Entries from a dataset
---+---
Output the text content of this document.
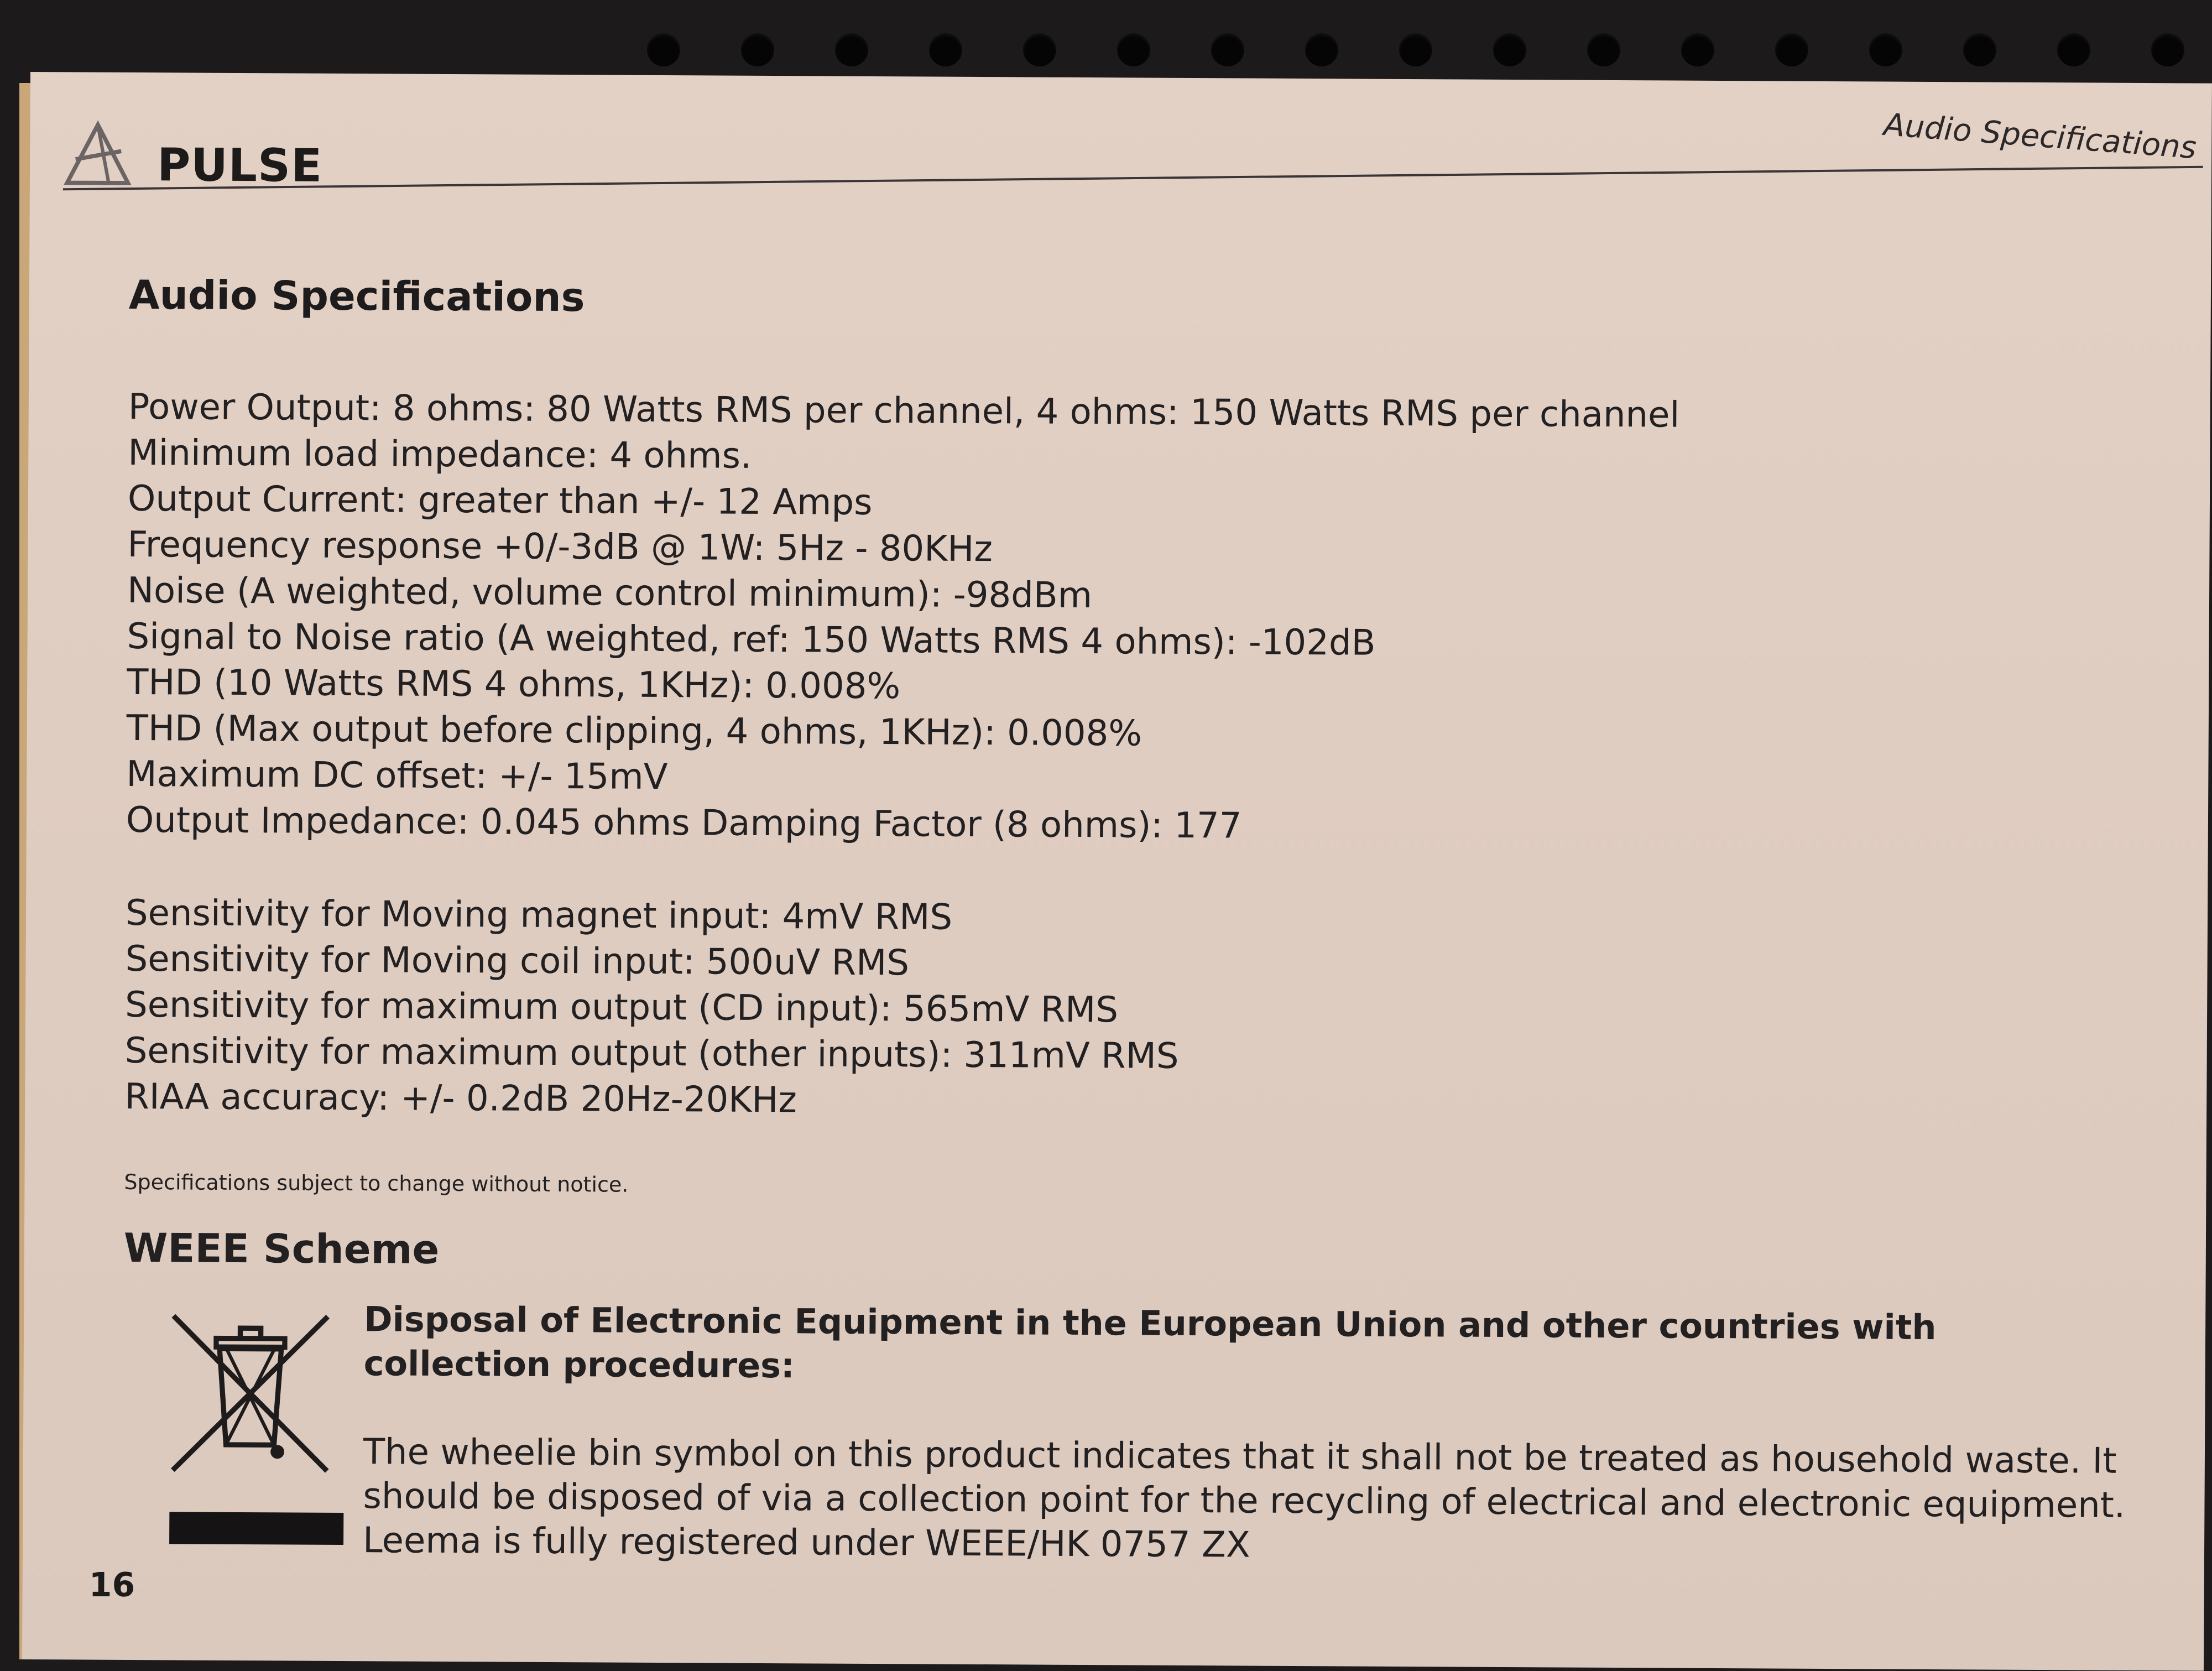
PULSE	Audio Specifications
Audio Specifications
Power Output: 8 ohms: 80 Watts RMS per channel, 4 ohms: 150 Watts RMS per channel
Minimum load impedance: 4 ohms.
Output Current: greater than +/- 12 Amps
Frequency response +0/-3dB @ 1W: 5Hz - 80KHz
Noise (A weighted, volume control minimum): -98dBm
Signal to Noise ratio (A weighted, ref: 150 Watts RMS 4 ohms): -102dB
THD (10 Watts RMS 4 ohms, 1KHz): 0.008%
THD (Max output before clipping, 4 ohms, 1KHz): 0.008%
Maximum DC offset: +/- 15mV
Output Impedance: 0.045 ohms Damping Factor (8 ohms): 177
Sensitivity for Moving magnet input: 4mV RMS
Sensitivity for Moving coil input: 500uV RMS
Sensitivity for maximum output (CD input): 565mV RMS
Sensitivity for maximum output (other inputs): 311mV RMS
RIAA accuracy: +/- 0.2dB 20Hz-20KHz
Specifications subject to change without notice.
WEEE Scheme
Disposal of Electronic Equipment in the European Union and other countries with collection procedures:
The wheelie bin symbol on this product indicates that it shall not be treated as household waste. It should be disposed of via a collection point for the recycling of electrical and electronic equipment. Leema is fully registered under WEEE/HK 0757 ZX
16
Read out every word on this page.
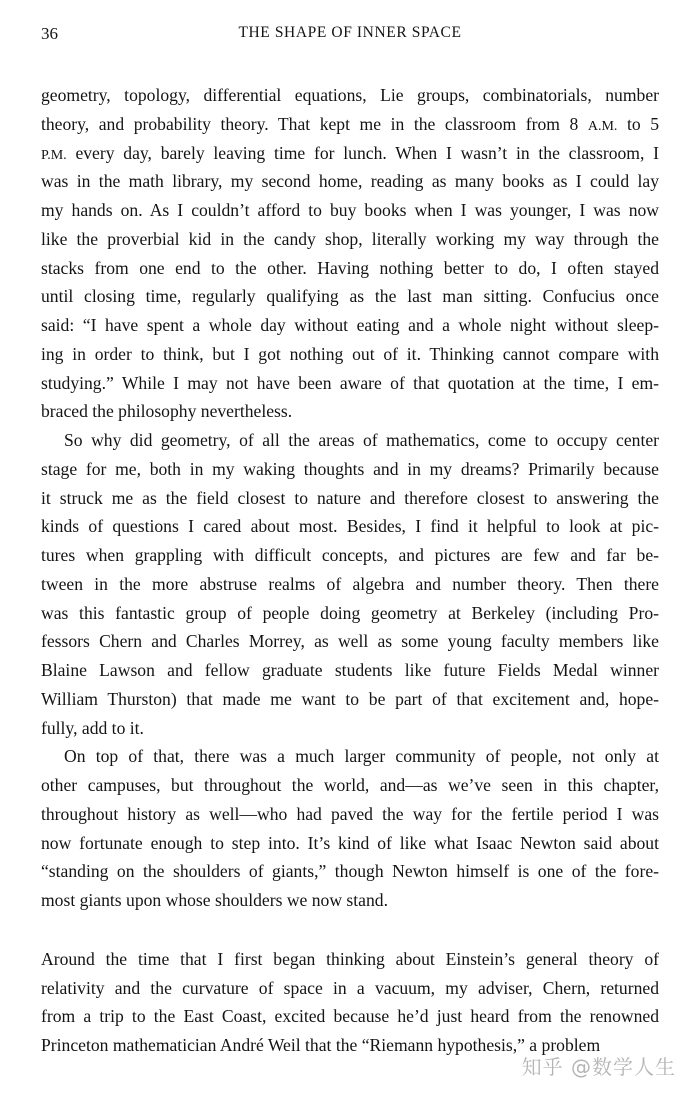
36	THE SHAPE OF INNER SPACE
geometry, topology, differential equations, Lie groups, combinatorials, number
theory, and probability theory. That kept me in the classroom from 8 A.M. to 5
P.M. every day, barely leaving time for lunch. When I wasn’t in the classroom, I
was in the math library, my second home, reading as many books as I could lay
my hands on. As I couldn’t afford to buy books when I was younger, I was now
like the proverbial kid in the candy shop, literally working my way through the
stacks from one end to the other. Having nothing better to do, I often stayed
until closing time, regularly qualifying as the last man sitting. Confucius once
said: “I have spent a whole day without eating and a whole night without sleep-
ing in order to think, but I got nothing out of it. Thinking cannot compare with
studying.” While I may not have been aware of that quotation at the time, I em-
braced the philosophy nevertheless.
So why did geometry, of all the areas of mathematics, come to occupy center
stage for me, both in my waking thoughts and in my dreams? Primarily because
it struck me as the field closest to nature and therefore closest to answering the
kinds of questions I cared about most. Besides, I find it helpful to look at pic-
tures when grappling with difficult concepts, and pictures are few and far be-
tween in the more abstruse realms of algebra and number theory. Then there
was this fantastic group of people doing geometry at Berkeley (including Pro-
fessors Chern and Charles Morrey, as well as some young faculty members like
Blaine Lawson and fellow graduate students like future Fields Medal winner
William Thurston) that made me want to be part of that excitement and, hope-
fully, add to it.
On top of that, there was a much larger community of people, not only at
other campuses, but throughout the world, and—as we’ve seen in this chapter,
throughout history as well—who had paved the way for the fertile period I was
now fortunate enough to step into. It’s kind of like what Isaac Newton said about
“standing on the shoulders of giants,” though Newton himself is one of the fore-
most giants upon whose shoulders we now stand.
Around the time that I first began thinking about Einstein’s general theory of
relativity and the curvature of space in a vacuum, my adviser, Chern, returned
from a trip to the East Coast, excited because he’d just heard from the renowned
Princeton mathematician André Weil that the “Riemann hypothesis,” a problem
知乎 @数学人生
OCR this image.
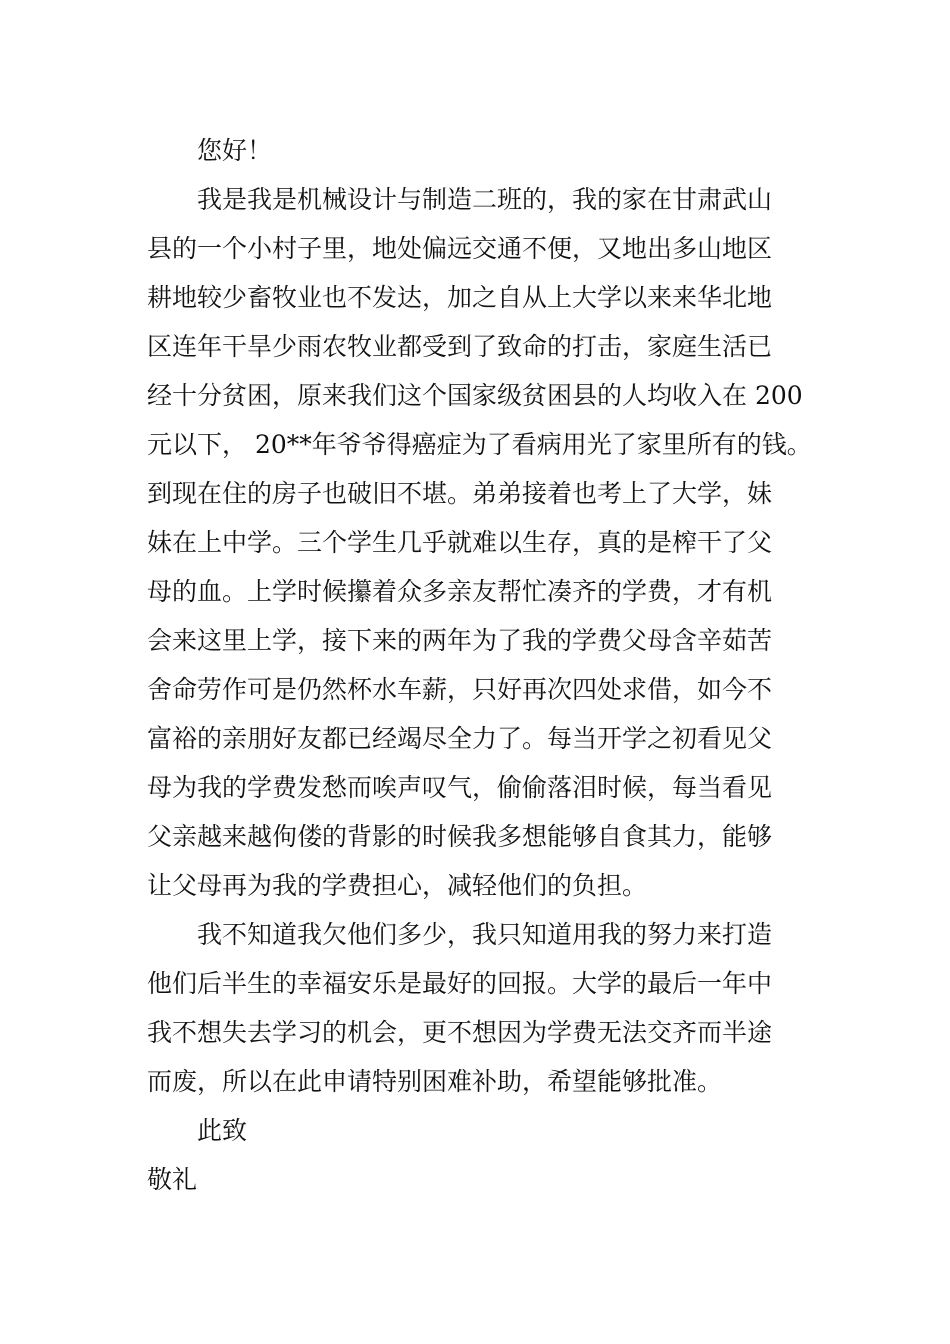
您好！
我是我是机械设计与制造二班的，我的家在甘肃武山
县的一个小村子里，地处偏远交通不便，又地出多山地区
耕地较少畜牧业也不发达，加之自从上大学以来来华北地
区连年干旱少雨农牧业都受到了致命的打击，家庭生活已
经十分贫困，原来我们这个国家级贫困县的人均收入在 200
元以下， 20**年爷爷得癌症为了看病用光了家里所有的钱。
到现在住的房子也破旧不堪。弟弟接着也考上了大学，妹
妹在上中学。三个学生几乎就难以生存，真的是榨干了父
母的血。上学时候攥着众多亲友帮忙凑齐的学费，才有机
会来这里上学，接下来的两年为了我的学费父母含辛茹苦
舍命劳作可是仍然杯水车薪，只好再次四处求借，如今不
富裕的亲朋好友都已经竭尽全力了。每当开学之初看见父
母为我的学费发愁而唉声叹气，偷偷落泪时候，每当看见
父亲越来越佝偻的背影的时候我多想能够自食其力，能够
让父母再为我的学费担心，减轻他们的负担。
我不知道我欠他们多少，我只知道用我的努力来打造
他们后半生的幸福安乐是最好的回报。大学的最后一年中
我不想失去学习的机会，更不想因为学费无法交齐而半途
而废，所以在此申请特别困难补助，希望能够批准。
此致
敬礼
---+---
Work to be completed —
In the records, locate each line holding the string "shoulders" and copy it.

Response to the exercise —
“standing on the shoulders of giants,” though Newton himself is one of the fore-
most giants upon whose shoulders we now stand.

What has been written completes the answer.